Records from a collection:
-- begin --

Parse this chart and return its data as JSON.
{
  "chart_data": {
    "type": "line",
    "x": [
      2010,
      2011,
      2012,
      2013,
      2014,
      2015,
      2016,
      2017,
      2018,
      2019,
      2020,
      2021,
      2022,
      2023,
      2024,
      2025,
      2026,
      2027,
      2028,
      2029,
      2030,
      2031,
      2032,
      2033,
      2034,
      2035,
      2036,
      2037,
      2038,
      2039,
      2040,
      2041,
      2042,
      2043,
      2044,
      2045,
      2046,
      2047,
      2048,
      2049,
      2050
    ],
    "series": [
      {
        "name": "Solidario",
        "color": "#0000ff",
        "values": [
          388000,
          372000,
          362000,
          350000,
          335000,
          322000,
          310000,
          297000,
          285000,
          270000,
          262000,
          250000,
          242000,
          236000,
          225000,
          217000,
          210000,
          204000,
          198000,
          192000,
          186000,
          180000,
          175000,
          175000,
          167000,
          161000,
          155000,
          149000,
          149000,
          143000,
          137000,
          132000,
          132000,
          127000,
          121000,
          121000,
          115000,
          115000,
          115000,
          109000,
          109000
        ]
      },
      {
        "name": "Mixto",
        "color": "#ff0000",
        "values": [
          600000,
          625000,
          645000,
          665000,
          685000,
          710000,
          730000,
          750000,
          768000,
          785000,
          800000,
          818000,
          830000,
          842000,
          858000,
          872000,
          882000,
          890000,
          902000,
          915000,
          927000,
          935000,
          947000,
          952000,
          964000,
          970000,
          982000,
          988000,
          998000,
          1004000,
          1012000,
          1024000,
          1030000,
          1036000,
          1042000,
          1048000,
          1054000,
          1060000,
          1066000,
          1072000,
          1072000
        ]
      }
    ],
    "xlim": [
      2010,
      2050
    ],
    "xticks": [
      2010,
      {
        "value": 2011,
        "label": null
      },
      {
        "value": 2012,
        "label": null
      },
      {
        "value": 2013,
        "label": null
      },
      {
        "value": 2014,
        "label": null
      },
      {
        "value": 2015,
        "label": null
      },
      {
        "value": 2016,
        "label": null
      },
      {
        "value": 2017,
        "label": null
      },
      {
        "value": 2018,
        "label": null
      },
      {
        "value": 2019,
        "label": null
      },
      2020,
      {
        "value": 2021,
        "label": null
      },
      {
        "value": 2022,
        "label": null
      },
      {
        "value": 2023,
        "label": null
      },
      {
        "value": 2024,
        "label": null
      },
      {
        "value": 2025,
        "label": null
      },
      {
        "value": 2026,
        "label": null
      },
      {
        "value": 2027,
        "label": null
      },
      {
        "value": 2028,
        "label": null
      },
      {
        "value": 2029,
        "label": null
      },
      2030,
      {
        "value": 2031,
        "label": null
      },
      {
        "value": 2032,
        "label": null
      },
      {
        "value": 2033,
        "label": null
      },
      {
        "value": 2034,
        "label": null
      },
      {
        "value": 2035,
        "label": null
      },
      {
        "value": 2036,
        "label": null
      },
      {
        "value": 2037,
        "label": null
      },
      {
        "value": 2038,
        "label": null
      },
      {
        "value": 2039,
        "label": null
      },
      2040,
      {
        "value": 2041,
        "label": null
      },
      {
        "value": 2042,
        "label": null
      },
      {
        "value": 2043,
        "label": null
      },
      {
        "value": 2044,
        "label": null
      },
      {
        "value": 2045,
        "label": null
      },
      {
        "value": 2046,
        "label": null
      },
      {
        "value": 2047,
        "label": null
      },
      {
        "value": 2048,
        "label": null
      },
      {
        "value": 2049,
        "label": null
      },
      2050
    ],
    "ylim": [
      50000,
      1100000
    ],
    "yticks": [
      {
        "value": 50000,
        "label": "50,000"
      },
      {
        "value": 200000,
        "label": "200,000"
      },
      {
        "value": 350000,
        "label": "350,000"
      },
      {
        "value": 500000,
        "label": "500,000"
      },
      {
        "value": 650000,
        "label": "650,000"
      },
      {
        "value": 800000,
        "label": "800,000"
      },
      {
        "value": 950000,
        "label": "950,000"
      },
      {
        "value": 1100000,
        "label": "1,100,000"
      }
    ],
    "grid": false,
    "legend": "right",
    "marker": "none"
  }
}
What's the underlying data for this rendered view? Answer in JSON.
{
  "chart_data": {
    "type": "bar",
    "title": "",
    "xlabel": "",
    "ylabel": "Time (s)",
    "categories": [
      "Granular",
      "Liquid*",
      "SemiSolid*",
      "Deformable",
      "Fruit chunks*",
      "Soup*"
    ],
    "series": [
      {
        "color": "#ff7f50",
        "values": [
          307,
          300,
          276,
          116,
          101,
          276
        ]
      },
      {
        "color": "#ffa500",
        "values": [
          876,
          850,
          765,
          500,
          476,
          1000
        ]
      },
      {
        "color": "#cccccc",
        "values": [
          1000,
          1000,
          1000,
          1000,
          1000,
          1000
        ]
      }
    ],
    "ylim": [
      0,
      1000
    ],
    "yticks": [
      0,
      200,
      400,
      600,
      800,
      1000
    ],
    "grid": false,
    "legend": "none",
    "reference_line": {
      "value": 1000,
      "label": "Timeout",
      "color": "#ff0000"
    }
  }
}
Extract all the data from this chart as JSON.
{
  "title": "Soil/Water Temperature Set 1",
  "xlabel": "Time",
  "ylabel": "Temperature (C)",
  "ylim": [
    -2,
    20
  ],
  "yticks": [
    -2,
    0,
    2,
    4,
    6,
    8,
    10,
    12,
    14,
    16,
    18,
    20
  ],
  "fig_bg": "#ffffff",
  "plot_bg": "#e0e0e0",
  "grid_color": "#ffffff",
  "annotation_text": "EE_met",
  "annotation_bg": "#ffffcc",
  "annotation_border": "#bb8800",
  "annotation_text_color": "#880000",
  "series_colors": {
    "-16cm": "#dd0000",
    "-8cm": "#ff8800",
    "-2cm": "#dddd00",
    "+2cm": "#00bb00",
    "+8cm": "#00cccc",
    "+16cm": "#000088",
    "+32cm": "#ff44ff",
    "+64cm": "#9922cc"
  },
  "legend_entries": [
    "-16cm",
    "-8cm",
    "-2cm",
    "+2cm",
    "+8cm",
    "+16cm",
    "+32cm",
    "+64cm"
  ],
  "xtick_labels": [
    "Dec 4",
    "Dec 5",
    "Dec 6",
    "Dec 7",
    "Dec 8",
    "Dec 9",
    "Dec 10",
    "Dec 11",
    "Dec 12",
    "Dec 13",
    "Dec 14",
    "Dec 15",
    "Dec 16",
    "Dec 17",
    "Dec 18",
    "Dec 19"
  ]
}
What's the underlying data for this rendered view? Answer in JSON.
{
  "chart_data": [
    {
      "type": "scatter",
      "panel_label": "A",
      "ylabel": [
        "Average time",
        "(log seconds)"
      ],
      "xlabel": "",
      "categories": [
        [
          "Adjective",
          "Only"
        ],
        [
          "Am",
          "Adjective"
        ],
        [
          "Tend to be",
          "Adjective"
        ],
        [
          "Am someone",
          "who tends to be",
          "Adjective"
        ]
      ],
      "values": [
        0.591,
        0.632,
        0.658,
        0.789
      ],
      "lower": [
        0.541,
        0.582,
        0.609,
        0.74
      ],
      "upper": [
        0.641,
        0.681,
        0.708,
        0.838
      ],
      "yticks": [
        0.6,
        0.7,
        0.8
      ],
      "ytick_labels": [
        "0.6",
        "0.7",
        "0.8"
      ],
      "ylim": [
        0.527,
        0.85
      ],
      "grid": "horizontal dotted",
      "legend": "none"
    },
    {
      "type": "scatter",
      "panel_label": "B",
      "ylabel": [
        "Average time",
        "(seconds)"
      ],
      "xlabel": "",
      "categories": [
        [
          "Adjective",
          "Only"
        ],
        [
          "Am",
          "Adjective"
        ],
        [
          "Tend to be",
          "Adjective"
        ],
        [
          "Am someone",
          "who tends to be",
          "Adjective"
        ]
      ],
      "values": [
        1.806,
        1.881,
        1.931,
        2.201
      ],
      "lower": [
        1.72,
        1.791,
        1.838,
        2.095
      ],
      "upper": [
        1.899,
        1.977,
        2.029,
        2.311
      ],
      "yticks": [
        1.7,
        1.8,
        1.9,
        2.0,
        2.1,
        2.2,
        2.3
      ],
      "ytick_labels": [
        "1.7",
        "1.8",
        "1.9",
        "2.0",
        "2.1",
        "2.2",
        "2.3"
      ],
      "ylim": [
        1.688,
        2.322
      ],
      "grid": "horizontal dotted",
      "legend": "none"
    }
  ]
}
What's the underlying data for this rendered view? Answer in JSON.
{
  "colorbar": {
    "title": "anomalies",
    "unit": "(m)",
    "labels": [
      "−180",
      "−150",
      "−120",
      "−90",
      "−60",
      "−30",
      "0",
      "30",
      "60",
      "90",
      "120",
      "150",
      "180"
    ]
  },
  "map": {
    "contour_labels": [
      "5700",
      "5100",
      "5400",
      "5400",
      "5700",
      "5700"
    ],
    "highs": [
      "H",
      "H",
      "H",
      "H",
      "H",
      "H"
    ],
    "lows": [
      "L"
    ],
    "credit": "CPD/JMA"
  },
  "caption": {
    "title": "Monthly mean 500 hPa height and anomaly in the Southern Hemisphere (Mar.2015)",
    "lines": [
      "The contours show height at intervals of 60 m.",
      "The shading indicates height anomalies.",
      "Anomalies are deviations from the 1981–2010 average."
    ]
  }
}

-- end --

*EXERCISE DIRECTIONS*
Copy every line that contains the string "type".

*RESULT*
    "type": "line",
    "type": "bar",
      "type": "scatter",
      "type": "scatter",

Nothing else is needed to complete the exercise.